--norm-weight-decay 0.0 --label-smoothing 0.1 --mixup-alpha 0.2 --cutmix-alpha 1.0 \
--train-crop-size 176 --model-ema --val-resize-size 232
Using a recipe which includes Warmup, Cosine Annealing, Label Smoothing, Mixup, Cutmix, Random Erasing, TrivialAugment, No BN weight decay, EMA and long training cycles and optional FixRes mitigations we are able to improve the resnet50
accuracy by over 4.5 points. For more information on the training recipe, check here:
Old ResNet50:
Acc@1 76.130 Acc@5 92.862
New ResNet50:
Acc@1 80.674 Acc@5 95.166
Running other models through the same recipe, achieves the following improved accuracies:
ResNet101:
Acc@1 81.728 Acc@5 95.670
ResNet152:
Acc@1 82.042 Acc@5 95.926
ResNeXt50_32x4d:
Acc@1 81.116 Acc@5 95.478
ResNeXt101_32x8d:
Acc@1 82.834 Acc@5 96.228
MobileNetV3 Large:
Acc@1 74.938 Acc@5 92.496
Wide ResNet50 2:
Acc@1 81.602 Acc@5 95.758 (@prabhat00155)
Wide ResNet101 2:
Acc@1 82.492 Acc@5 96.110 (@prabhat00155)
regnet_x_400mf:
Acc@1 74.864 Acc@5 92.322 (@kazhang)
regnet_x_800mf:
Acc@1 77.522 Acc@5 93.826 (@kazhang)
regnet_x_1_6gf:
Acc@1 79.668 Acc@5 94.922 (@kazhang)
New Recipe (without FixRes mitigations)
torchrun --nproc_per_node=8 train.py --model $MODEL_NAME --batch-size 128 --lr 0.5 \
--lr-scheduler cosineannealinglr --lr-warmup-epochs 5 --lr-warmup-method linear \
--auto-augment ta_wide --epochs 600 --random-erase 0.1 --weight-decay 0.00002 \
--norm-weight-decay 0.0 --label-smoothing 0.1 --mixup-alpha 0.2 --cutmix-alpha 1.0 \
--model-ema --val-resize-size 232
Removing the optional FixRes mitigations seems to yield better results for some deeper architectures and variants with larger receptive fields:
ResNet101:
Acc@1 81.886 Acc@5 95.780
ResNet152:
Acc@1 82.284 Acc@5 96.002
ResNeXt50_32x4d:
Acc@1 81.198 Acc@5 95.340
ResNeXt101_32x8d:
Acc@1 82.812 Acc@5 96.226
MobileNetV3 Large:
Acc@1 75.152 Acc@5 92.634
Wide ResNet50_2:
Acc@1 81.452 Acc@5 95.544 (@prabhat00155)
Wide ResNet101_2:
Acc@1 82.510 Acc@5 96.020 (@prabhat00155)

== SUPPLIED INFORMATION ==
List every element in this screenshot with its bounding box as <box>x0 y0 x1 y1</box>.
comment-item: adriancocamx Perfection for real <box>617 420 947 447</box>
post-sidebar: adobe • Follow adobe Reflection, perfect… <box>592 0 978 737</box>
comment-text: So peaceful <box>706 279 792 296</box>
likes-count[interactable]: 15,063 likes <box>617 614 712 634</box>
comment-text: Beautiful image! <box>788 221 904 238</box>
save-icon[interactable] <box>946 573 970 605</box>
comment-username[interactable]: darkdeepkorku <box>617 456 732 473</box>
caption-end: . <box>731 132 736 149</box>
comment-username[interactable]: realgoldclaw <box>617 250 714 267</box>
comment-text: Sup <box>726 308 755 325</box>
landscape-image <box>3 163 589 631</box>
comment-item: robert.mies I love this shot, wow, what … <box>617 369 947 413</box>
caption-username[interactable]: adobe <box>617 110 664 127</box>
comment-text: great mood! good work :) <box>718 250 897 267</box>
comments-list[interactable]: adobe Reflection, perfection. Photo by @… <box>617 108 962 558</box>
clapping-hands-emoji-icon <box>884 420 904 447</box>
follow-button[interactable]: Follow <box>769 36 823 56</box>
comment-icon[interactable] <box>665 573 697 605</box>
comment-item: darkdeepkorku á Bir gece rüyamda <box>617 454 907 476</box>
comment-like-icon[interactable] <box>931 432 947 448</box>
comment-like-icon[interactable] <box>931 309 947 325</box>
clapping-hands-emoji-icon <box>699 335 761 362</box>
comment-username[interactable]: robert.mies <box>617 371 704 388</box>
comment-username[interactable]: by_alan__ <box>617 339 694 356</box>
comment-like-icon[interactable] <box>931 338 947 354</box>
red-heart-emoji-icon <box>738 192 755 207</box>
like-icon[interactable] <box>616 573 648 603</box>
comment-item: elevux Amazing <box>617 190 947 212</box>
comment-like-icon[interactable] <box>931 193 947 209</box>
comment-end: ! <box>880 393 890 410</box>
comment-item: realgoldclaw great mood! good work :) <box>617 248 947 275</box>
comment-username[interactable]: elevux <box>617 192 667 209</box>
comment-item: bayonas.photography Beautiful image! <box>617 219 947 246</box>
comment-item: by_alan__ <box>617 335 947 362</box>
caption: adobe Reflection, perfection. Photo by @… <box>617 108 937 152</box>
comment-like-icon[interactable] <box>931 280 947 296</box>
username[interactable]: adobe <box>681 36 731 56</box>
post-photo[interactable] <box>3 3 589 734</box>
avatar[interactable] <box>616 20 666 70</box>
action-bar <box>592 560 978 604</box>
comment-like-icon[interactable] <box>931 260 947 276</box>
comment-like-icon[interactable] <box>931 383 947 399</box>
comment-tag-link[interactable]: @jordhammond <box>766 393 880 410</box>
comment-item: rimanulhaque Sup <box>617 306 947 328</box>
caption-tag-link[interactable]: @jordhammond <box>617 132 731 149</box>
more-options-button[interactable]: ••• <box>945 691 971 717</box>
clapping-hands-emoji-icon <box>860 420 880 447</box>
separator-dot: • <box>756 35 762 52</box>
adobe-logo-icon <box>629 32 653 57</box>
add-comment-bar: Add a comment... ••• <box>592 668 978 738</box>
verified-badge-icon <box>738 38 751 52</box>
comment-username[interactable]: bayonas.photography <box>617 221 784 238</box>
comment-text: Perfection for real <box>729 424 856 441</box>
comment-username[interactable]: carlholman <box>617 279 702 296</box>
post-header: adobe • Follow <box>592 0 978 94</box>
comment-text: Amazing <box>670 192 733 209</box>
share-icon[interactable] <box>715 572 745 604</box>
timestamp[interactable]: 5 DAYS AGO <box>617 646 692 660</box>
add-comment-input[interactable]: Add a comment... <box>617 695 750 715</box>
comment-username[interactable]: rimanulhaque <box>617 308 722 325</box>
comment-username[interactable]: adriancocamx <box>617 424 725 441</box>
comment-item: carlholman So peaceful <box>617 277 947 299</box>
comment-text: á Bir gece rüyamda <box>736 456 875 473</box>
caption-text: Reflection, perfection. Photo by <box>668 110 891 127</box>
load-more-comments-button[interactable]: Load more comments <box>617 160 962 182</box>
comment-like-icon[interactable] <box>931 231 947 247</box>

== WHAT THIS TASK INVOLVES ==
Write the next part of the training-recipe text, starting right after its last line. The rows come from a source unrelated to the training-recipe text.

== TASK ANSWER ==
regnet_x_3_2gf:
Acc@1 81.196 Acc@5 95.430
regnet_x_8gf:
Acc@1 81.682 Acc@5 95.678
regnet_x_16g:
Acc@1 82.716 Acc@5 96.196
regnet_x_32gf:
Acc@1 83.014 Acc@5 96.288
regnet_y_400mf:
Acc@1 75.804 Acc@5 92.742
regnet_y_800mf:
Acc@1 78.828 Acc@5 94.502
regnet_y_1_6gf:
Acc@1 80.876 Acc@5 95.444
regnet_y_3_2gf:
Acc@1 81.982 Acc@5 95.972
regnet_y_8gf:
Acc@1 82.828 Acc@5 96.330
regnet_y_16gf:
Acc@1 82.886 Acc@5 96.328
regnet_y_32gf:
Acc@1 83.368 Acc@5 96.498
New Recipe + Regularization tuning
torchrun --nproc_per_node=8 train.py --model $MODEL_NAME --batch-size 128 --lr 0.5 \
--lr-scheduler cosineannealinglr --lr-warmup-epochs 5 --lr-warmup-method linear \
--auto-augment ta_wide --epochs 600 --random-erase 0.1 --weight-decay 0.00001 \
--norm-weight-decay 0.0 --label-smoothing 0.1 --mixup-alpha 0.2 --cutmix-alpha 1.0 \
--model-ema --val-resize-size 232
Adjusting slightly the regularization can help us improve the following:
MobileNetV3 Large:
Acc@1 75.274 Acc@5 92.566
In addition to regularization adjustment we can also apply the Repeated Augmentation trick --ra-sampler --ra-reps 4
:
MobileNetV2:
Acc@1 72.154 Acc@5 90.822
Post-Training Quantized models
ResNet50:
Acc@1 80.282 Acc@5 94.976
ResNeXt101_32x8d:
Acc@1 82.574 Acc@5 96.132
New Recipe (LR+weight_decay+train_crop_size tuning)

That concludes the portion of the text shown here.